» **The input**:
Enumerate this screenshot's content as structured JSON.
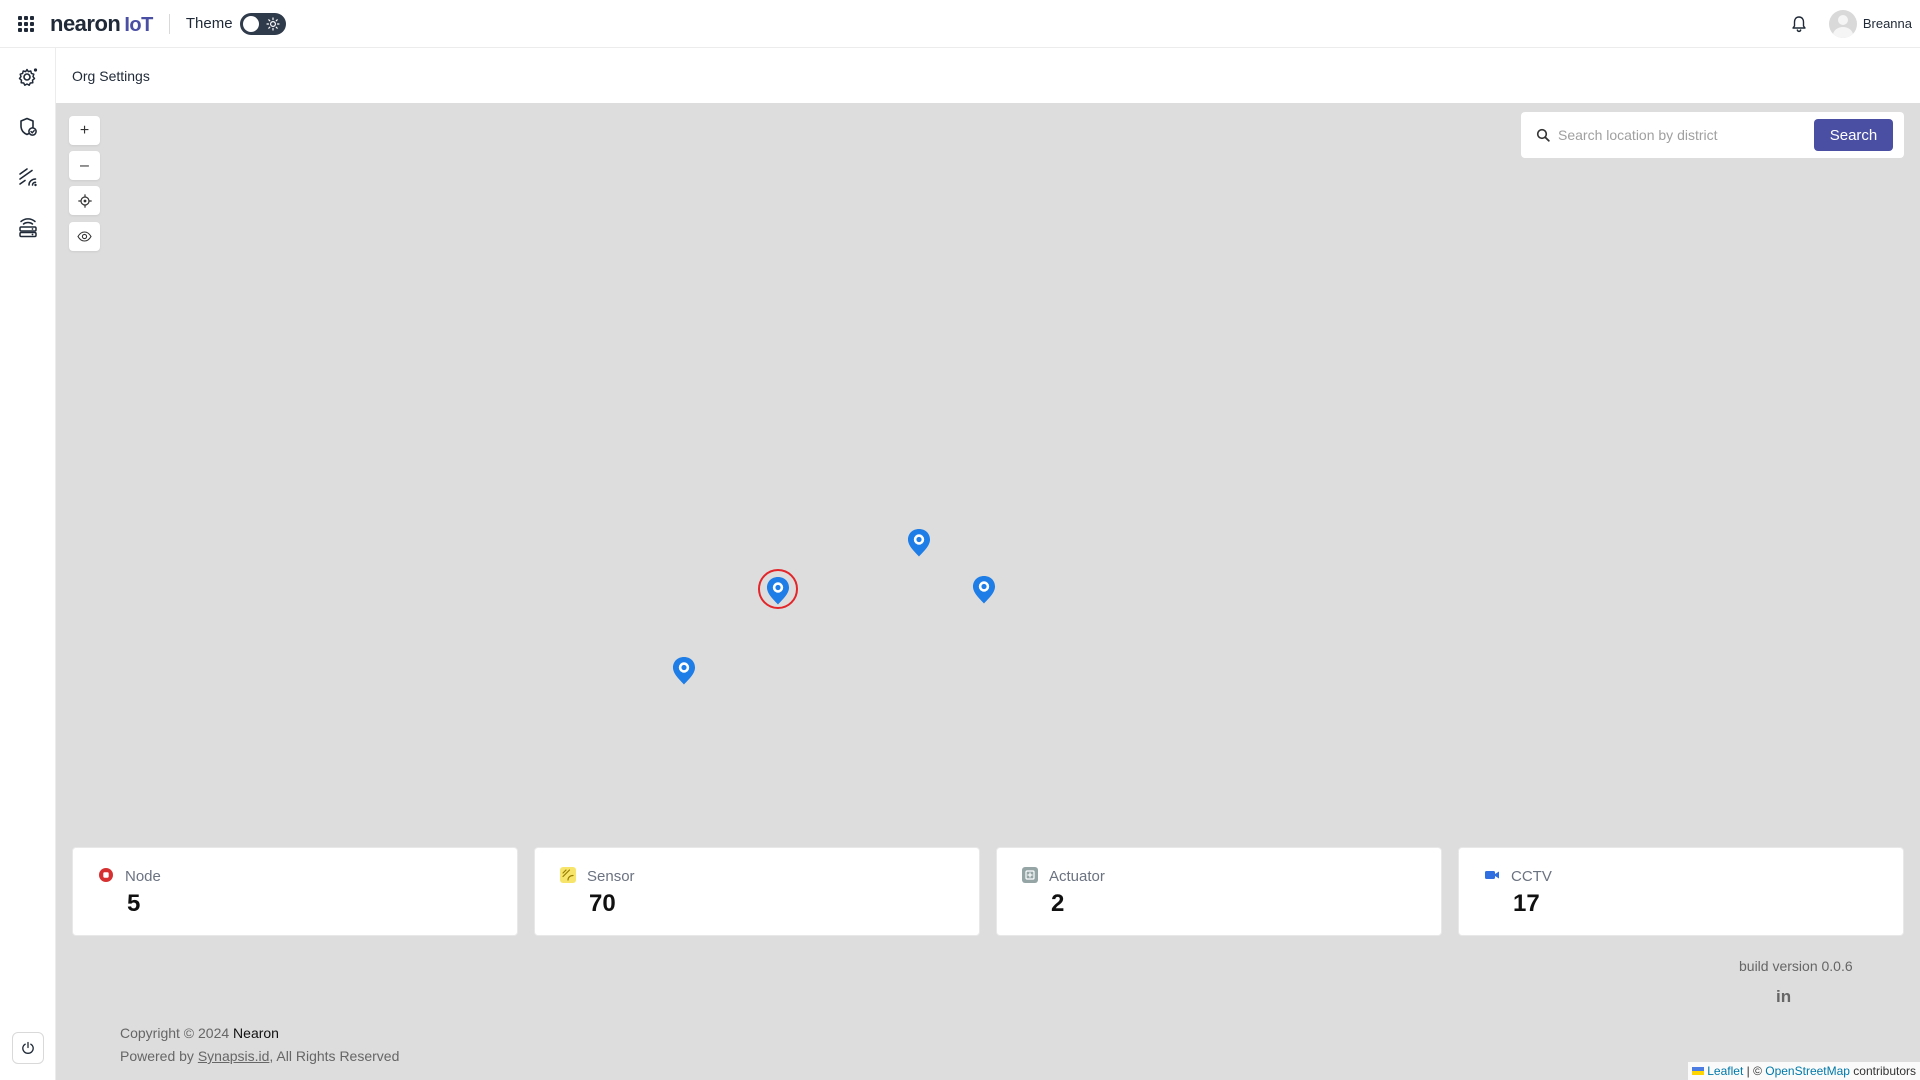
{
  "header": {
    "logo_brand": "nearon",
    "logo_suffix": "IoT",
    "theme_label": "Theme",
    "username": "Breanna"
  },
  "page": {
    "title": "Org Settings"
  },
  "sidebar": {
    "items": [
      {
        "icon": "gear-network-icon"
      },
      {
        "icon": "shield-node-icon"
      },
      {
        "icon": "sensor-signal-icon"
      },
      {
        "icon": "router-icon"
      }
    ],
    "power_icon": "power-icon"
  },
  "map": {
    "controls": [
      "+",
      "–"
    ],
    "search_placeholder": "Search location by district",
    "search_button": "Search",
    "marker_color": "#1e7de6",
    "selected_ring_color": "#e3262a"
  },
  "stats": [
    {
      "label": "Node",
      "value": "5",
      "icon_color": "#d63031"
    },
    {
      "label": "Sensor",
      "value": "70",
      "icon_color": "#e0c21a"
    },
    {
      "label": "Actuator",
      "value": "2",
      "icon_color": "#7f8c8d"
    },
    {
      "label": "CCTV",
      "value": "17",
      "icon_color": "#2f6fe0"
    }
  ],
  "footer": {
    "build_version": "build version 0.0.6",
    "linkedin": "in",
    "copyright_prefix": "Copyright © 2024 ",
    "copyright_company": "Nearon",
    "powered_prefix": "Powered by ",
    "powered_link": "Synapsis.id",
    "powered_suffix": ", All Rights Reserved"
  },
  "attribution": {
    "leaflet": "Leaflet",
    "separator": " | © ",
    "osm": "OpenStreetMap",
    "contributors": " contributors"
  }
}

» **Task statement**:
Leave out the pictures and give the listing above again exactly.

» **Result for this task**:
Enumerate this screenshot's content as structured JSON.
{
  "header": {
    "logo_brand": "nearon",
    "logo_suffix": "IoT",
    "theme_label": "Theme",
    "username": "Breanna"
  },
  "page": {
    "title": "Org Settings"
  },
  "sidebar": {
    "items": [
      {
        "icon": "gear-network-icon"
      },
      {
        "icon": "shield-node-icon"
      },
      {
        "icon": "sensor-signal-icon"
      },
      {
        "icon": "router-icon"
      }
    ],
    "power_icon": "power-icon"
  },
  "map": {
    "controls": [
      "+",
      "–"
    ],
    "search_placeholder": "Search location by district",
    "search_button": "Search",
    "marker_color": "#1e7de6",
    "selected_ring_color": "#e3262a"
  },
  "stats": [
    {
      "label": "Node",
      "value": "5",
      "icon_color": "#d63031"
    },
    {
      "label": "Sensor",
      "value": "70",
      "icon_color": "#e0c21a"
    },
    {
      "label": "Actuator",
      "value": "2",
      "icon_color": "#7f8c8d"
    },
    {
      "label": "CCTV",
      "value": "17",
      "icon_color": "#2f6fe0"
    }
  ],
  "footer": {
    "build_version": "build version 0.0.6",
    "linkedin": "in",
    "copyright_prefix": "Copyright © 2024 ",
    "copyright_company": "Nearon",
    "powered_prefix": "Powered by ",
    "powered_link": "Synapsis.id",
    "powered_suffix": ", All Rights Reserved"
  },
  "attribution": {
    "leaflet": "Leaflet",
    "separator": " | © ",
    "osm": "OpenStreetMap",
    "contributors": " contributors"
  }
}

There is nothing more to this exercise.